■ Requirements ■
Write every entry out again exactly, please, and skip the pictures.

[Source data]

[BEGIN]

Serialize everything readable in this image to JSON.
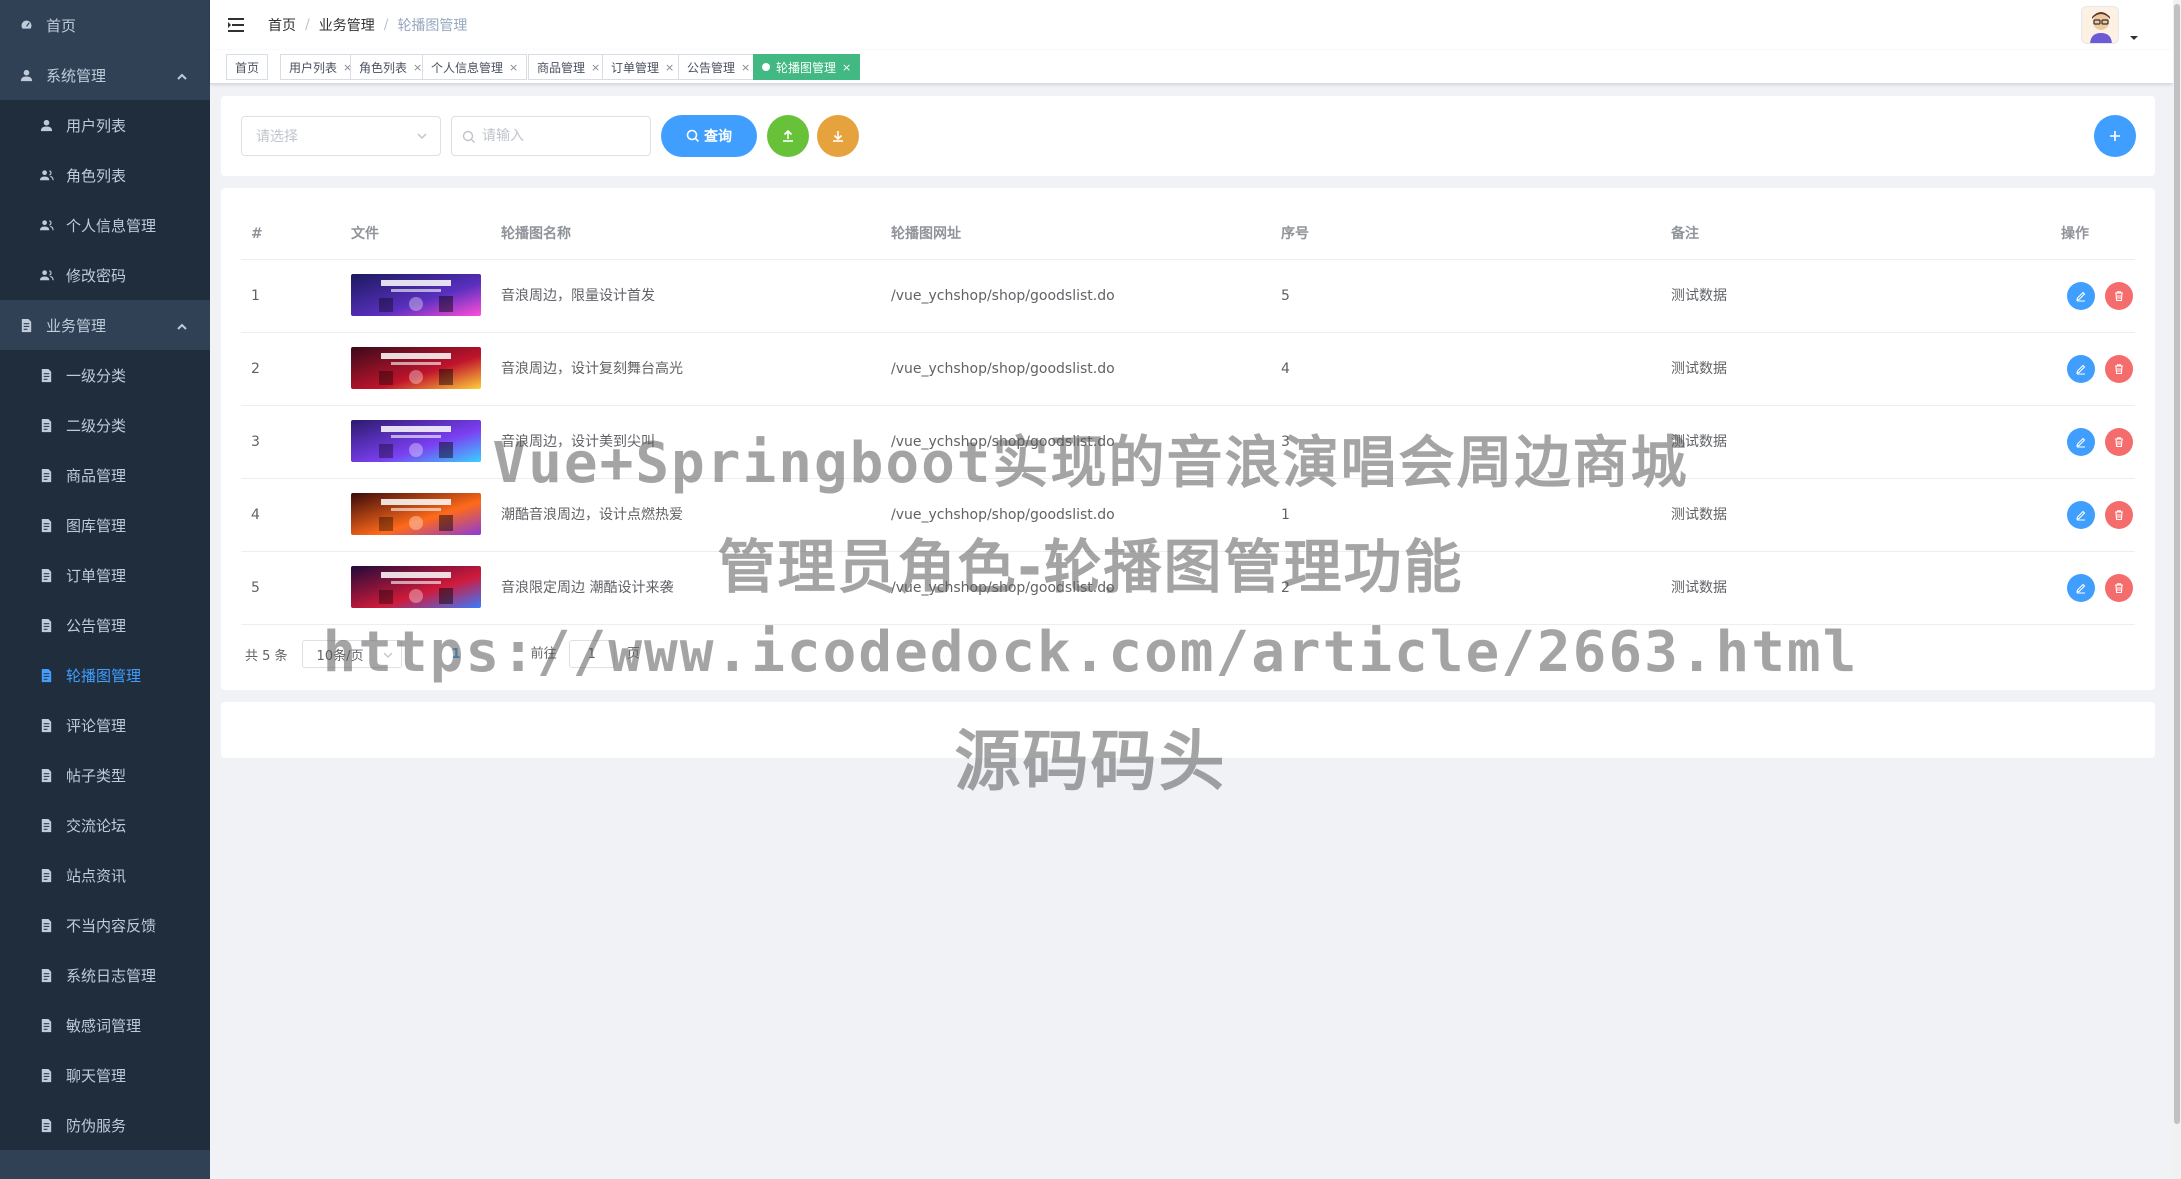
{
  "sidebar": {
    "items": [
      {
        "label": "首页",
        "level": 1,
        "icon": "dashboard-icon"
      },
      {
        "label": "系统管理",
        "level": 1,
        "icon": "user-icon",
        "expanded": true
      },
      {
        "label": "用户列表",
        "level": 2,
        "icon": "user-icon"
      },
      {
        "label": "角色列表",
        "level": 2,
        "icon": "peoples-icon"
      },
      {
        "label": "个人信息管理",
        "level": 2,
        "icon": "peoples-icon"
      },
      {
        "label": "修改密码",
        "level": 2,
        "icon": "peoples-icon"
      },
      {
        "label": "业务管理",
        "level": 1,
        "icon": "document-icon",
        "expanded": true
      },
      {
        "label": "一级分类",
        "level": 2,
        "icon": "document-icon"
      },
      {
        "label": "二级分类",
        "level": 2,
        "icon": "document-icon"
      },
      {
        "label": "商品管理",
        "level": 2,
        "icon": "document-icon"
      },
      {
        "label": "图库管理",
        "level": 2,
        "icon": "document-icon"
      },
      {
        "label": "订单管理",
        "level": 2,
        "icon": "document-icon"
      },
      {
        "label": "公告管理",
        "level": 2,
        "icon": "document-icon"
      },
      {
        "label": "轮播图管理",
        "level": 2,
        "icon": "document-icon",
        "active": true
      },
      {
        "label": "评论管理",
        "level": 2,
        "icon": "document-icon"
      },
      {
        "label": "帖子类型",
        "level": 2,
        "icon": "document-icon"
      },
      {
        "label": "交流论坛",
        "level": 2,
        "icon": "document-icon"
      },
      {
        "label": "站点资讯",
        "level": 2,
        "icon": "document-icon"
      },
      {
        "label": "不当内容反馈",
        "level": 2,
        "icon": "document-icon"
      },
      {
        "label": "系统日志管理",
        "level": 2,
        "icon": "document-icon"
      },
      {
        "label": "敏感词管理",
        "level": 2,
        "icon": "document-icon"
      },
      {
        "label": "聊天管理",
        "level": 2,
        "icon": "document-icon"
      },
      {
        "label": "防伪服务",
        "level": 2,
        "icon": "document-icon"
      }
    ]
  },
  "breadcrumb": [
    "首页",
    "业务管理",
    "轮播图管理"
  ],
  "tags": [
    {
      "label": "首页",
      "closable": false,
      "active": false
    },
    {
      "label": "用户列表",
      "closable": true,
      "active": false
    },
    {
      "label": "角色列表",
      "closable": true,
      "active": false
    },
    {
      "label": "个人信息管理",
      "closable": true,
      "active": false
    },
    {
      "label": "商品管理",
      "closable": true,
      "active": false
    },
    {
      "label": "订单管理",
      "closable": true,
      "active": false
    },
    {
      "label": "公告管理",
      "closable": true,
      "active": false
    },
    {
      "label": "轮播图管理",
      "closable": true,
      "active": true
    }
  ],
  "search": {
    "select_placeholder": "请选择",
    "input_placeholder": "请输入",
    "query_label": "查询"
  },
  "table": {
    "headers": [
      "#",
      "文件",
      "轮播图名称",
      "轮播图网址",
      "序号",
      "备注",
      "操作"
    ],
    "rows": [
      {
        "index": "1",
        "name": "音浪周边，限量设计首发",
        "url": "/vue_ychshop/shop/goodslist.do",
        "order": "5",
        "remark": "测试数据"
      },
      {
        "index": "2",
        "name": "音浪周边，设计复刻舞台高光",
        "url": "/vue_ychshop/shop/goodslist.do",
        "order": "4",
        "remark": "测试数据"
      },
      {
        "index": "3",
        "name": "音浪周边，设计美到尖叫",
        "url": "/vue_ychshop/shop/goodslist.do",
        "order": "3",
        "remark": "测试数据"
      },
      {
        "index": "4",
        "name": "潮酷音浪周边，设计点燃热爱",
        "url": "/vue_ychshop/shop/goodslist.do",
        "order": "1",
        "remark": "测试数据"
      },
      {
        "index": "5",
        "name": "音浪限定周边 潮酷设计来袭",
        "url": "/vue_ychshop/shop/goodslist.do",
        "order": "2",
        "remark": "测试数据"
      }
    ]
  },
  "pagination": {
    "total": "共 5 条",
    "page_size": "10条/页",
    "current": "1",
    "goto_label": "前往",
    "goto_value": "1",
    "page_suffix": "页"
  },
  "watermark": {
    "line1": "Vue+Springboot实现的音浪演唱会周边商城",
    "line2": "管理员角色-轮播图管理功能",
    "line3": "https://www.icodedock.com/article/2663.html",
    "line4": "源码码头"
  },
  "colors": {
    "sidebar_bg": "#304156",
    "sidebar_sub_bg": "#1f2d3d",
    "primary": "#409eff",
    "success": "#67c23a",
    "warning": "#e6a23c",
    "danger": "#f56c6c",
    "tag_active": "#42b983"
  }
}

[END]

■ Completed exercise ■
Serialize everything readable in this image to JSON.
{
  "sidebar": {
    "items": [
      {
        "label": "首页",
        "level": 1,
        "icon": "dashboard-icon"
      },
      {
        "label": "系统管理",
        "level": 1,
        "icon": "user-icon",
        "expanded": true
      },
      {
        "label": "用户列表",
        "level": 2,
        "icon": "user-icon"
      },
      {
        "label": "角色列表",
        "level": 2,
        "icon": "peoples-icon"
      },
      {
        "label": "个人信息管理",
        "level": 2,
        "icon": "peoples-icon"
      },
      {
        "label": "修改密码",
        "level": 2,
        "icon": "peoples-icon"
      },
      {
        "label": "业务管理",
        "level": 1,
        "icon": "document-icon",
        "expanded": true
      },
      {
        "label": "一级分类",
        "level": 2,
        "icon": "document-icon"
      },
      {
        "label": "二级分类",
        "level": 2,
        "icon": "document-icon"
      },
      {
        "label": "商品管理",
        "level": 2,
        "icon": "document-icon"
      },
      {
        "label": "图库管理",
        "level": 2,
        "icon": "document-icon"
      },
      {
        "label": "订单管理",
        "level": 2,
        "icon": "document-icon"
      },
      {
        "label": "公告管理",
        "level": 2,
        "icon": "document-icon"
      },
      {
        "label": "轮播图管理",
        "level": 2,
        "icon": "document-icon",
        "active": true
      },
      {
        "label": "评论管理",
        "level": 2,
        "icon": "document-icon"
      },
      {
        "label": "帖子类型",
        "level": 2,
        "icon": "document-icon"
      },
      {
        "label": "交流论坛",
        "level": 2,
        "icon": "document-icon"
      },
      {
        "label": "站点资讯",
        "level": 2,
        "icon": "document-icon"
      },
      {
        "label": "不当内容反馈",
        "level": 2,
        "icon": "document-icon"
      },
      {
        "label": "系统日志管理",
        "level": 2,
        "icon": "document-icon"
      },
      {
        "label": "敏感词管理",
        "level": 2,
        "icon": "document-icon"
      },
      {
        "label": "聊天管理",
        "level": 2,
        "icon": "document-icon"
      },
      {
        "label": "防伪服务",
        "level": 2,
        "icon": "document-icon"
      }
    ]
  },
  "breadcrumb": [
    "首页",
    "业务管理",
    "轮播图管理"
  ],
  "tags": [
    {
      "label": "首页",
      "closable": false,
      "active": false
    },
    {
      "label": "用户列表",
      "closable": true,
      "active": false
    },
    {
      "label": "角色列表",
      "closable": true,
      "active": false
    },
    {
      "label": "个人信息管理",
      "closable": true,
      "active": false
    },
    {
      "label": "商品管理",
      "closable": true,
      "active": false
    },
    {
      "label": "订单管理",
      "closable": true,
      "active": false
    },
    {
      "label": "公告管理",
      "closable": true,
      "active": false
    },
    {
      "label": "轮播图管理",
      "closable": true,
      "active": true
    }
  ],
  "search": {
    "select_placeholder": "请选择",
    "input_placeholder": "请输入",
    "query_label": "查询"
  },
  "table": {
    "headers": [
      "#",
      "文件",
      "轮播图名称",
      "轮播图网址",
      "序号",
      "备注",
      "操作"
    ],
    "rows": [
      {
        "index": "1",
        "name": "音浪周边，限量设计首发",
        "url": "/vue_ychshop/shop/goodslist.do",
        "order": "5",
        "remark": "测试数据"
      },
      {
        "index": "2",
        "name": "音浪周边，设计复刻舞台高光",
        "url": "/vue_ychshop/shop/goodslist.do",
        "order": "4",
        "remark": "测试数据"
      },
      {
        "index": "3",
        "name": "音浪周边，设计美到尖叫",
        "url": "/vue_ychshop/shop/goodslist.do",
        "order": "3",
        "remark": "测试数据"
      },
      {
        "index": "4",
        "name": "潮酷音浪周边，设计点燃热爱",
        "url": "/vue_ychshop/shop/goodslist.do",
        "order": "1",
        "remark": "测试数据"
      },
      {
        "index": "5",
        "name": "音浪限定周边 潮酷设计来袭",
        "url": "/vue_ychshop/shop/goodslist.do",
        "order": "2",
        "remark": "测试数据"
      }
    ]
  },
  "pagination": {
    "total": "共 5 条",
    "page_size": "10条/页",
    "current": "1",
    "goto_label": "前往",
    "goto_value": "1",
    "page_suffix": "页"
  },
  "watermark": {
    "line1": "Vue+Springboot实现的音浪演唱会周边商城",
    "line2": "管理员角色-轮播图管理功能",
    "line3": "https://www.icodedock.com/article/2663.html",
    "line4": "源码码头"
  },
  "colors": {
    "sidebar_bg": "#304156",
    "sidebar_sub_bg": "#1f2d3d",
    "primary": "#409eff",
    "success": "#67c23a",
    "warning": "#e6a23c",
    "danger": "#f56c6c",
    "tag_active": "#42b983"
  }
}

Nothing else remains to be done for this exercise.